Part of a data file
───
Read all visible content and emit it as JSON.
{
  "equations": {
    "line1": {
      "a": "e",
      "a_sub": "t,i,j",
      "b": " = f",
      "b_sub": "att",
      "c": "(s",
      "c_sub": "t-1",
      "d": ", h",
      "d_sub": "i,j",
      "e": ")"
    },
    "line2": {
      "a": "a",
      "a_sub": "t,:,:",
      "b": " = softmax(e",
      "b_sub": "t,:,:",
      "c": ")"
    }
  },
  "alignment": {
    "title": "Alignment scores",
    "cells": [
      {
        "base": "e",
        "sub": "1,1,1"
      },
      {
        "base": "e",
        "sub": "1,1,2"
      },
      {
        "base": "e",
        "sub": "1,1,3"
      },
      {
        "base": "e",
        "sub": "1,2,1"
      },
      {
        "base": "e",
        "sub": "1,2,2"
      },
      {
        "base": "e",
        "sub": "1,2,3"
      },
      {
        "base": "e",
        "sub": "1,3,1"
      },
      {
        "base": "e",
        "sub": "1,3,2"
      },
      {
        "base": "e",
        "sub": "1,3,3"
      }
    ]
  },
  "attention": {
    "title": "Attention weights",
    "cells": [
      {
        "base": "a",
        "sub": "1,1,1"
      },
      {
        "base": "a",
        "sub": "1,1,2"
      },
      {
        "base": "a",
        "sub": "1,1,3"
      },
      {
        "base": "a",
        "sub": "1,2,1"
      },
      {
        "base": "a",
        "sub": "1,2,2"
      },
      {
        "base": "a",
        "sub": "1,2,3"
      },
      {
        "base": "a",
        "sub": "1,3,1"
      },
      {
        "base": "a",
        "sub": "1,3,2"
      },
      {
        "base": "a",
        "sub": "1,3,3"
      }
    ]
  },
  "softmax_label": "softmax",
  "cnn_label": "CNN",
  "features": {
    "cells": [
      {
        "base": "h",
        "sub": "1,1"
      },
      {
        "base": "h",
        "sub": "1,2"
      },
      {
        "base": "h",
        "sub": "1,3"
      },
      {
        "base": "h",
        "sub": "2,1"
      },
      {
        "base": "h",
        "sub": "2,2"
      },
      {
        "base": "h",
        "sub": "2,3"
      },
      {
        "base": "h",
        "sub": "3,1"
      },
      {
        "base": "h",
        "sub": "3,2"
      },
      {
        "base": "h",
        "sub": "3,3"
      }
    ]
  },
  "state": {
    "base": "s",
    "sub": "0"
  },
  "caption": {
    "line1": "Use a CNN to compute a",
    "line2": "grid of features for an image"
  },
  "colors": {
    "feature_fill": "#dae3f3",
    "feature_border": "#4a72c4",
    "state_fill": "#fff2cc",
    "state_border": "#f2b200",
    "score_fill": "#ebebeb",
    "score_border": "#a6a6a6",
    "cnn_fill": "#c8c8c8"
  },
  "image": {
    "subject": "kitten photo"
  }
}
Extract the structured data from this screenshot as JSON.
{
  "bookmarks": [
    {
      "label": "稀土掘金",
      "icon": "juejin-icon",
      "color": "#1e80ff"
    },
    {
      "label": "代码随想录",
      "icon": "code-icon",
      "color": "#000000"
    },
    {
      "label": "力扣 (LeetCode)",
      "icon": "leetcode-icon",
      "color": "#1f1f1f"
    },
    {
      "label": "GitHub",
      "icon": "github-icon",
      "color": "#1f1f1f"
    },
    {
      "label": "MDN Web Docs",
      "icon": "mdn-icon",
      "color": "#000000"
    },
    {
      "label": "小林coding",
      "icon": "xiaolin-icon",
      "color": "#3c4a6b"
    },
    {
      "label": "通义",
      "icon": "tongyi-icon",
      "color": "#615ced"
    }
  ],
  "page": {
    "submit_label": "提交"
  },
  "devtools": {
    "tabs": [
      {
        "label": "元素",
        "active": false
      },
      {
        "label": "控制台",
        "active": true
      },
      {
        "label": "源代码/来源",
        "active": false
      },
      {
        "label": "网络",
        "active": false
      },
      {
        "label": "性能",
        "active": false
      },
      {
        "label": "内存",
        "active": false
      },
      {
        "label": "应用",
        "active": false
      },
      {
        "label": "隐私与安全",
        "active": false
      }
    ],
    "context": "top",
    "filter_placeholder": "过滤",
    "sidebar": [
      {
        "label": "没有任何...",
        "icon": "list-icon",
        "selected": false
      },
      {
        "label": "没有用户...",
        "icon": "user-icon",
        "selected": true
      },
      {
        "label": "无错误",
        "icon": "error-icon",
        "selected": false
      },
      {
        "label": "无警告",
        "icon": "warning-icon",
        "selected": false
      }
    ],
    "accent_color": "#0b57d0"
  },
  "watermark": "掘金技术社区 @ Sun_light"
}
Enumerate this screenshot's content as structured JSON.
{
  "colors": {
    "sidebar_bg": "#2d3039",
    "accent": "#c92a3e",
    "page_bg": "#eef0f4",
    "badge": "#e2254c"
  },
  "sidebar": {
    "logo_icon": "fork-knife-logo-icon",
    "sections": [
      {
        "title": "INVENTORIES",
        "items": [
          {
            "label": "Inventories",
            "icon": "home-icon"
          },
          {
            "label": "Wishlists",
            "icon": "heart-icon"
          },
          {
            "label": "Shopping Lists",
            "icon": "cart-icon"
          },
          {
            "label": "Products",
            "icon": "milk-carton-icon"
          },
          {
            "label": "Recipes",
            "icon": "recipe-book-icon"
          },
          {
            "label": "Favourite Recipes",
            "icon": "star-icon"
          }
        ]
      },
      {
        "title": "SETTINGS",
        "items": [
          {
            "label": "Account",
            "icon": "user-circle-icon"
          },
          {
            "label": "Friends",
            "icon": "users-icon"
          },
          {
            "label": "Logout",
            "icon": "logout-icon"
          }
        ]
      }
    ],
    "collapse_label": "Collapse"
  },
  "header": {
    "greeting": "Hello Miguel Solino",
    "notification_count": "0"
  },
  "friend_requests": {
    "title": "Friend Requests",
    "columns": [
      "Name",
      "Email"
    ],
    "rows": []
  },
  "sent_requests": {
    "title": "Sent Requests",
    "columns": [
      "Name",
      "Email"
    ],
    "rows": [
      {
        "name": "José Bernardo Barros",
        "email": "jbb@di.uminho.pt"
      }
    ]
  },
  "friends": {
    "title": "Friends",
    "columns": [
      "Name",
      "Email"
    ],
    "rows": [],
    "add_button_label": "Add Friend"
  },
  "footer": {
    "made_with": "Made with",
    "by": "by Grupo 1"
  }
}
───
Problem to work on:
Select every line in the material above where the string "this" occurs, and copy it.

Output:
Extract the structured data from this screenshot as JSON.
Enumerate this screenshot's content as structured JSON.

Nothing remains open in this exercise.